The listing below should be written out exactly; please include all of it.

________________________

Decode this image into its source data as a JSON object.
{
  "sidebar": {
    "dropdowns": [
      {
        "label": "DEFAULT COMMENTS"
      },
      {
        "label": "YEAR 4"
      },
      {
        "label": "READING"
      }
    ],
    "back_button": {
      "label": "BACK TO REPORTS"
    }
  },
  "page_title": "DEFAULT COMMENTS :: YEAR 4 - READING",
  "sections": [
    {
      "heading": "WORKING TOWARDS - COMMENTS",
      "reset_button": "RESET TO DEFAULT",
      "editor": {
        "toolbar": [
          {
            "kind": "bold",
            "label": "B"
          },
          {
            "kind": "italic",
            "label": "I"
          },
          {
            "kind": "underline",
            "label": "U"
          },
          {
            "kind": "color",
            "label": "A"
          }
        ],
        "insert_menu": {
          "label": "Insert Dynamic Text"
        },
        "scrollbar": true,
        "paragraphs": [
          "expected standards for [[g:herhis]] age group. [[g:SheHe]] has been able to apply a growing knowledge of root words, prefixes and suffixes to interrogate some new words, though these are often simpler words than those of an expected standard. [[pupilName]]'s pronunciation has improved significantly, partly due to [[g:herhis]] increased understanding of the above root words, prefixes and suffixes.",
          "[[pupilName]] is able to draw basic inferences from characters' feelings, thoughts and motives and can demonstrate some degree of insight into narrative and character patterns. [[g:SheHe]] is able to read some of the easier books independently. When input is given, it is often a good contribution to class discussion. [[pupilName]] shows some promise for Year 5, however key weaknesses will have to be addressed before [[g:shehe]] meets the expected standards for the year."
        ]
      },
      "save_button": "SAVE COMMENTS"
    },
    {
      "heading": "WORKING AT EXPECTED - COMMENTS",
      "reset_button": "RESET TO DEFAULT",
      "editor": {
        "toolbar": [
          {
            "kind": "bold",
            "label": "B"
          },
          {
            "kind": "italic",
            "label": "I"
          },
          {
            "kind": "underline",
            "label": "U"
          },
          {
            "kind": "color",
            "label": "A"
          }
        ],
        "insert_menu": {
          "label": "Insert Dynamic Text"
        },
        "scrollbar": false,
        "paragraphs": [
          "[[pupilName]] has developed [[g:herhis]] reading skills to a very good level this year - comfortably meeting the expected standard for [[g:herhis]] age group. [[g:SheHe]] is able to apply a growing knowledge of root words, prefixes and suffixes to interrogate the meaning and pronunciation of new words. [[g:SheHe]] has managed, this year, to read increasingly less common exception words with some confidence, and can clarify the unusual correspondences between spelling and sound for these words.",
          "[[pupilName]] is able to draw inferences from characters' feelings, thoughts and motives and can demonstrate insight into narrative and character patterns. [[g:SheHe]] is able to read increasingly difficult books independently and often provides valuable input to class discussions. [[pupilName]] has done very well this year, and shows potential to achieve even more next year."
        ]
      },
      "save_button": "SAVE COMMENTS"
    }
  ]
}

________________________

#### Solution to the problem
Decode this image into its source data as a JSON object.
{
  "sidebar": {
    "dropdowns": [
      {
        "label": "DEFAULT COMMENTS"
      },
      {
        "label": "YEAR 4"
      },
      {
        "label": "READING"
      }
    ],
    "back_button": {
      "label": "BACK TO REPORTS"
    }
  },
  "page_title": "DEFAULT COMMENTS :: YEAR 4 - READING",
  "sections": [
    {
      "heading": "WORKING TOWARDS - COMMENTS",
      "reset_button": "RESET TO DEFAULT",
      "editor": {
        "toolbar": [
          {
            "kind": "bold",
            "label": "B"
          },
          {
            "kind": "italic",
            "label": "I"
          },
          {
            "kind": "underline",
            "label": "U"
          },
          {
            "kind": "color",
            "label": "A"
          }
        ],
        "insert_menu": {
          "label": "Insert Dynamic Text"
        },
        "scrollbar": true,
        "paragraphs": [
          "expected standards for [[g:herhis]] age group. [[g:SheHe]] has been able to apply a growing knowledge of root words, prefixes and suffixes to interrogate some new words, though these are often simpler words than those of an expected standard. [[pupilName]]'s pronunciation has improved significantly, partly due to [[g:herhis]] increased understanding of the above root words, prefixes and suffixes.",
          "[[pupilName]] is able to draw basic inferences from characters' feelings, thoughts and motives and can demonstrate some degree of insight into narrative and character patterns. [[g:SheHe]] is able to read some of the easier books independently. When input is given, it is often a good contribution to class discussion. [[pupilName]] shows some promise for Year 5, however key weaknesses will have to be addressed before [[g:shehe]] meets the expected standards for the year."
        ]
      },
      "save_button": "SAVE COMMENTS"
    },
    {
      "heading": "WORKING AT EXPECTED - COMMENTS",
      "reset_button": "RESET TO DEFAULT",
      "editor": {
        "toolbar": [
          {
            "kind": "bold",
            "label": "B"
          },
          {
            "kind": "italic",
            "label": "I"
          },
          {
            "kind": "underline",
            "label": "U"
          },
          {
            "kind": "color",
            "label": "A"
          }
        ],
        "insert_menu": {
          "label": "Insert Dynamic Text"
        },
        "scrollbar": false,
        "paragraphs": [
          "[[pupilName]] has developed [[g:herhis]] reading skills to a very good level this year - comfortably meeting the expected standard for [[g:herhis]] age group. [[g:SheHe]] is able to apply a growing knowledge of root words, prefixes and suffixes to interrogate the meaning and pronunciation of new words. [[g:SheHe]] has managed, this year, to read increasingly less common exception words with some confidence, and can clarify the unusual correspondences between spelling and sound for these words.",
          "[[pupilName]] is able to draw inferences from characters' feelings, thoughts and motives and can demonstrate insight into narrative and character patterns. [[g:SheHe]] is able to read increasingly difficult books independently and often provides valuable input to class discussions. [[pupilName]] has done very well this year, and shows potential to achieve even more next year."
        ]
      },
      "save_button": "SAVE COMMENTS"
    }
  ]
}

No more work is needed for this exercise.